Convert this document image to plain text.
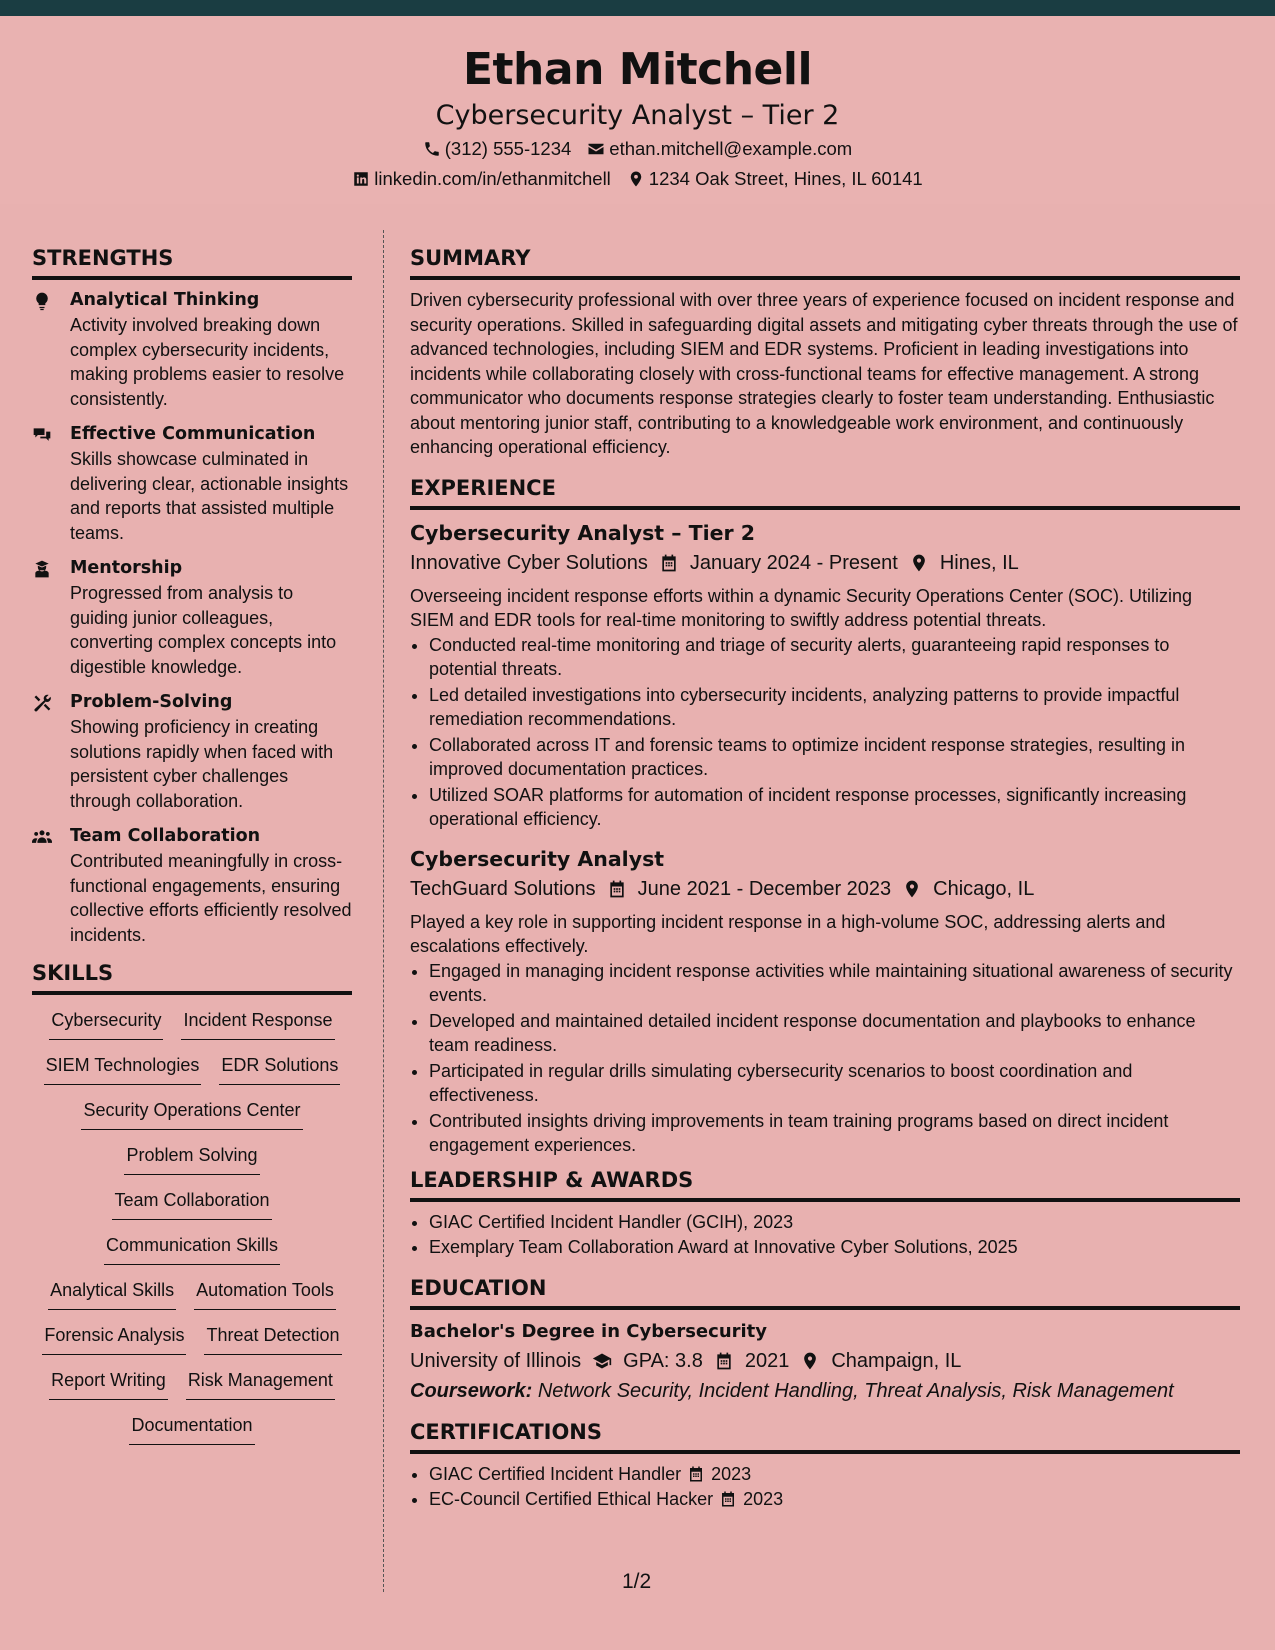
Ethan Mitchell
Cybersecurity Analyst – Tier 2
(312) 555-1234 ethan.mitchell@example.com
linkedin.com/in/ethanmitchell 1234 Oak Street, Hines, IL 60141
STRENGTHS
Analytical Thinking
Activity involved breaking down complex cybersecurity incidents, making problems easier to resolve consistently.
Effective Communication
Skills showcase culminated in delivering clear, actionable insights and reports that assisted multiple teams.
Mentorship
Progressed from analysis to guiding junior colleagues, converting complex concepts into digestible knowledge.
Problem-Solving
Showing proficiency in creating solutions rapidly when faced with persistent cyber challenges through collaboration.
Team Collaboration
Contributed meaningfully in cross-functional engagements, ensuring collective efforts efficiently resolved incidents.
SKILLS
Cybersecurity Incident Response
SIEM Technologies EDR Solutions
Security Operations Center
Problem Solving
Team Collaboration
Communication Skills
Analytical Skills Automation Tools
Forensic Analysis Threat Detection
Report Writing Risk Management
Documentation
SUMMARY
Driven cybersecurity professional with over three years of experience focused on incident response and security operations. Skilled in safeguarding digital assets and mitigating cyber threats through the use of advanced technologies, including SIEM and EDR systems. Proficient in leading investigations into incidents while collaborating closely with cross-functional teams for effective management. A strong communicator who documents response strategies clearly to foster team understanding. Enthusiastic about mentoring junior staff, contributing to a knowledgeable work environment, and continuously enhancing operational efficiency.
EXPERIENCE
Cybersecurity Analyst – Tier 2
Innovative Cyber Solutions January 2024 - Present Hines, IL
Overseeing incident response efforts within a dynamic Security Operations Center (SOC). Utilizing SIEM and EDR tools for real-time monitoring to swiftly address potential threats.
• Conducted real-time monitoring and triage of security alerts, guaranteeing rapid responses to potential threats.
• Led detailed investigations into cybersecurity incidents, analyzing patterns to provide impactful remediation recommendations.
• Collaborated across IT and forensic teams to optimize incident response strategies, resulting in improved documentation practices.
• Utilized SOAR platforms for automation of incident response processes, significantly increasing operational efficiency.
Cybersecurity Analyst
TechGuard Solutions June 2021 - December 2023 Chicago, IL
Played a key role in supporting incident response in a high-volume SOC, addressing alerts and escalations effectively.
• Engaged in managing incident response activities while maintaining situational awareness of security events.
• Developed and maintained detailed incident response documentation and playbooks to enhance team readiness.
• Participated in regular drills simulating cybersecurity scenarios to boost coordination and effectiveness.
• Contributed insights driving improvements in team training programs based on direct incident engagement experiences.
LEADERSHIP & AWARDS
• GIAC Certified Incident Handler (GCIH), 2023
• Exemplary Team Collaboration Award at Innovative Cyber Solutions, 2025
EDUCATION
Bachelor's Degree in Cybersecurity
University of Illinois GPA: 3.8 2021 Champaign, IL
Coursework: Network Security, Incident Handling, Threat Analysis, Risk Management
CERTIFICATIONS
• GIAC Certified Incident Handler 2023
• EC-Council Certified Ethical Hacker 2023
1/2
________________
# Exercise objective
Copy everything in the records above except the pictures, exactly as written.

# Correct response
Convert this document image to plain text.
Ethan Mitchell
Cybersecurity Analyst – Tier 2
(312) 555-1234 ethan.mitchell@example.com
linkedin.com/in/ethanmitchell 1234 Oak Street, Hines, IL 60141
STRENGTHS
Analytical Thinking
Activity involved breaking down complex cybersecurity incidents, making problems easier to resolve consistently.
Effective Communication
Skills showcase culminated in delivering clear, actionable insights and reports that assisted multiple teams.
Mentorship
Progressed from analysis to guiding junior colleagues, converting complex concepts into digestible knowledge.
Problem-Solving
Showing proficiency in creating solutions rapidly when faced with persistent cyber challenges through collaboration.
Team Collaboration
Contributed meaningfully in cross-functional engagements, ensuring collective efforts efficiently resolved incidents.
SKILLS
Cybersecurity Incident Response
SIEM Technologies EDR Solutions
Security Operations Center
Problem Solving
Team Collaboration
Communication Skills
Analytical Skills Automation Tools
Forensic Analysis Threat Detection
Report Writing Risk Management
Documentation
SUMMARY
Driven cybersecurity professional with over three years of experience focused on incident response and security operations. Skilled in safeguarding digital assets and mitigating cyber threats through the use of advanced technologies, including SIEM and EDR systems. Proficient in leading investigations into incidents while collaborating closely with cross-functional teams for effective management. A strong communicator who documents response strategies clearly to foster team understanding. Enthusiastic about mentoring junior staff, contributing to a knowledgeable work environment, and continuously enhancing operational efficiency.
EXPERIENCE
Cybersecurity Analyst – Tier 2
Innovative Cyber Solutions January 2024 - Present Hines, IL
Overseeing incident response efforts within a dynamic Security Operations Center (SOC). Utilizing SIEM and EDR tools for real-time monitoring to swiftly address potential threats.
• Conducted real-time monitoring and triage of security alerts, guaranteeing rapid responses to potential threats.
• Led detailed investigations into cybersecurity incidents, analyzing patterns to provide impactful remediation recommendations.
• Collaborated across IT and forensic teams to optimize incident response strategies, resulting in improved documentation practices.
• Utilized SOAR platforms for automation of incident response processes, significantly increasing operational efficiency.
Cybersecurity Analyst
TechGuard Solutions June 2021 - December 2023 Chicago, IL
Played a key role in supporting incident response in a high-volume SOC, addressing alerts and escalations effectively.
• Engaged in managing incident response activities while maintaining situational awareness of security events.
• Developed and maintained detailed incident response documentation and playbooks to enhance team readiness.
• Participated in regular drills simulating cybersecurity scenarios to boost coordination and effectiveness.
• Contributed insights driving improvements in team training programs based on direct incident engagement experiences.
LEADERSHIP & AWARDS
• GIAC Certified Incident Handler (GCIH), 2023
• Exemplary Team Collaboration Award at Innovative Cyber Solutions, 2025
EDUCATION
Bachelor's Degree in Cybersecurity
University of Illinois GPA: 3.8 2021 Champaign, IL
Coursework: Network Security, Incident Handling, Threat Analysis, Risk Management
CERTIFICATIONS
• GIAC Certified Incident Handler 2023
• EC-Council Certified Ethical Hacker 2023
1/2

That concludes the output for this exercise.